• [Что нужно сделать]
Чьими детьми в отрывке о Спенсере названы Любовь и Ненависть?

• [Текст для чтения]
_ _ _

И все же для Спенсера характерно, что столь важная для его воображения противоположность дня и ночи никогда не ввергает его в дуализм. Он поражен, быть может, более всех других поэтов столкновением могучих противоположностей, сознавая, что наш мир дуалистичен во всяком практическом смысле, дуалистичен во всем, за исключением одного «но»; он удерживается от ереси, отступая на самой границе дуализма, чтобы при помощи тонкой аллегории напомнить нам, что, хотя столкновение кажется предельным, все же одна из противоположностей вмещает в себя другую и не вмещается в нее сама. Истина и ложь противоположны; однако истина — критерий не только истины, но и лжи. Вот почему мы узнаем, что отец Уны, король Востока и враг Запада, тем не менее dejure царствует и над Западом, а не только над Востоком[871]. Вот почему Любовь и Ненависть, которых поэт, несомненно, заимствует у Эмпедокла, противоположны, но не просто противоположны, как у Эмпедокла: та и другая — дети Согласия.[872] И вот, наконец, почему в отрывке, о котором мы говорили, Эскулапий, ставленник Ночи, задает вопрос:
Ночь разве совладать сумеет
С грозой Юпитера, что днем и ей владеет?[873]
Другая противоположность — противостояние Жизни и Смерти или, на более низких ступенях, Здоровья и Болезни — позволяет Спенсеру избежать скучного изображения блага как самовластного закона, а порока как стихийной силы. Все пороки у него мертвы или находятся при смерти. Каждый из его смертных грехов смертельно болен[874]. Эскулапий бесконечно ищет в недрах земли лекарство от неизлечимой лихорадки[875]. Арчимаго делает Гюйона «предметом своей злобы и смертоносной пищей»[876]. Отчаяние — бессмертный самоубийца[877], Мальбекко пронзен «вечной стрелой смерти»[878]. Привратник сада невоздержания, злой гений, — это «враг жизни»[879], и таковы же сильные страсти, рыжая и желчная, одолевающие Гюйона в самом начале его паломничества[880]. Противоположность этим образам смерти — силы жизни, здоровья и плодородия. Святой Георгий в битве со зверем, который
смертоносен был
И все, что жизнь хранила, ненавидел[881], —
освежается водою из источника жизни и спасается в тени дерева жизни. Младенцы гроздьями свисают с груди Хариссы[882]. «Две лилейные руки» Бельфебы разминают целебные травы для исцеления ран[883]. В саду Адониса
Садовника не надо, чтобы сеять,
Растить иль обрезать, сам в должный срок
од всякий плод несет и зеленеет,
По–прежнему блюдя святой зарок,
Что рек вначале Всемогущий Бог,
Дабы плодилась тварь и умножалась[884], —
и по всему саду «все влюбленные открыты друг другу»[885]. Любовь Бритомартис возвышена пророчествами о славном потомстве. Поэма полна свадеб. Лицо Уны нескрываемо сияет, «словно великое око небес»[886], и Камбина несет кубок Непенты[887]. Все сверкающее собрание образов жизни у Спенсера рисует такую картину «жизни древа золотого», что почти чувствуешь, как наше телесное здоровье укрепляется от этого чтения не меньше, чем здоровье духовное.

_ _ _

• [Данные для анализа]
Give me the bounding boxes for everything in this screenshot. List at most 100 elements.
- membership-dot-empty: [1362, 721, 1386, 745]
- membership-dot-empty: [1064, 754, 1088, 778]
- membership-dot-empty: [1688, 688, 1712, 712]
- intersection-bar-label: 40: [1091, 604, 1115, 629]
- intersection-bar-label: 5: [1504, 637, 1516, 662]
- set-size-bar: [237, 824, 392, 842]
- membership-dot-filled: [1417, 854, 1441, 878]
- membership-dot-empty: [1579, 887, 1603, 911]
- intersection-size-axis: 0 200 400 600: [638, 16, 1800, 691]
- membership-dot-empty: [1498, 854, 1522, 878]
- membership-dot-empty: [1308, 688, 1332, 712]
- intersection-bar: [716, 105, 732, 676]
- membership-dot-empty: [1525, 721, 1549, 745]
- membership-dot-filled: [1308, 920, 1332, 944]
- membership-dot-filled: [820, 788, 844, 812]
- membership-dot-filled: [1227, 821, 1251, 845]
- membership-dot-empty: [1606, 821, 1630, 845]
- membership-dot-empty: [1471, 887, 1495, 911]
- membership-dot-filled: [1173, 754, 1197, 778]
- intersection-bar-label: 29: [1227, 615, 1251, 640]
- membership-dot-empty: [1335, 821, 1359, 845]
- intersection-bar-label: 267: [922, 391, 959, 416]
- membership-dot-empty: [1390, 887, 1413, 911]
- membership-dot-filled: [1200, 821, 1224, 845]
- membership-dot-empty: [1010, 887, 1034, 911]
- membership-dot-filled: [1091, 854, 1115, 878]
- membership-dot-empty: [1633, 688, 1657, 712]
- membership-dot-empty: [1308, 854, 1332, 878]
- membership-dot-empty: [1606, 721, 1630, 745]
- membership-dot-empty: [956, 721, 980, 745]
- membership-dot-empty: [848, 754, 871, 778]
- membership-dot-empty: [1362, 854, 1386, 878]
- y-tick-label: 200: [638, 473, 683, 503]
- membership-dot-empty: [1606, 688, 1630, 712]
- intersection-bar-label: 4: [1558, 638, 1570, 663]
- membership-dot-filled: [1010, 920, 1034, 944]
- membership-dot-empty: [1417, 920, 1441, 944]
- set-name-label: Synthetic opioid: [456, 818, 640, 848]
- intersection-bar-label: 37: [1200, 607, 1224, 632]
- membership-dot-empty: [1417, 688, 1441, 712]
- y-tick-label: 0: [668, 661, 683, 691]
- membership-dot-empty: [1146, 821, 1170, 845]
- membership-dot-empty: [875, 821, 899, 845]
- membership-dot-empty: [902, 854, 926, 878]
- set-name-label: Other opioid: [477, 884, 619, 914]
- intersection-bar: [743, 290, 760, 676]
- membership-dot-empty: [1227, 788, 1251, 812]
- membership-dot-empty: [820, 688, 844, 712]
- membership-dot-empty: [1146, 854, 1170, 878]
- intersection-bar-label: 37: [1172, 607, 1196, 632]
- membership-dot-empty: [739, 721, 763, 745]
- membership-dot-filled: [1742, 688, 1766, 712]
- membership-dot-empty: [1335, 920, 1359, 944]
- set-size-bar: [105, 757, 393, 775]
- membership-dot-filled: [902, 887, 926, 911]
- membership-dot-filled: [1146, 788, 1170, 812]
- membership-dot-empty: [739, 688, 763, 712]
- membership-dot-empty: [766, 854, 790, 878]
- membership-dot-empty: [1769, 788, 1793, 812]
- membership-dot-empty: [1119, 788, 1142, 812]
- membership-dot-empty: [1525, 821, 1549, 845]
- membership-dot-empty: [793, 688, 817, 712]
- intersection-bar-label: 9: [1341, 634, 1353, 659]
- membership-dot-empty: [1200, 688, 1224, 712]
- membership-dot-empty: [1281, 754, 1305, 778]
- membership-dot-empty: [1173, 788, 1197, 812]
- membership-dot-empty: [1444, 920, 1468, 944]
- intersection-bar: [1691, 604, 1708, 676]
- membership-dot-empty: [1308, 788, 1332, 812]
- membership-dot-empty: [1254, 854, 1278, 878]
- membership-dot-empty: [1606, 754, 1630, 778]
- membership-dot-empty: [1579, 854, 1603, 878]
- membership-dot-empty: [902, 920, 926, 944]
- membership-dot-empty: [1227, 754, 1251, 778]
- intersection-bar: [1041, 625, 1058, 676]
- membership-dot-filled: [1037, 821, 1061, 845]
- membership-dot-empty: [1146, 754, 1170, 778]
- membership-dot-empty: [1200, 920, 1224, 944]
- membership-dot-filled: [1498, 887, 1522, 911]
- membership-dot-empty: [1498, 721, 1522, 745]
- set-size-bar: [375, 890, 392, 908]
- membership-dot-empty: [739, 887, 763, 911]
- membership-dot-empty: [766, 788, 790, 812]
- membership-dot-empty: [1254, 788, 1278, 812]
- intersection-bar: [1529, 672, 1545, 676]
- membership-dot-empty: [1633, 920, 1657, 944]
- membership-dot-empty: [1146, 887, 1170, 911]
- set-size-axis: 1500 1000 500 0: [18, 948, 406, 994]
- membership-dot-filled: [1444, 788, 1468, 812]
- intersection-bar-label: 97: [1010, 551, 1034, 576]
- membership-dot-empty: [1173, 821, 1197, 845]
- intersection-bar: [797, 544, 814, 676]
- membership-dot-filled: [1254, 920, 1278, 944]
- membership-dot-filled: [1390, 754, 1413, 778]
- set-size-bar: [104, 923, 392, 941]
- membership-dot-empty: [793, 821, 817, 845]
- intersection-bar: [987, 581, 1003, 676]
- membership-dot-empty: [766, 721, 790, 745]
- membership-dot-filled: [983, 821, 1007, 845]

_ _ _

• [Ответ к заданию]
Детьми Согласия.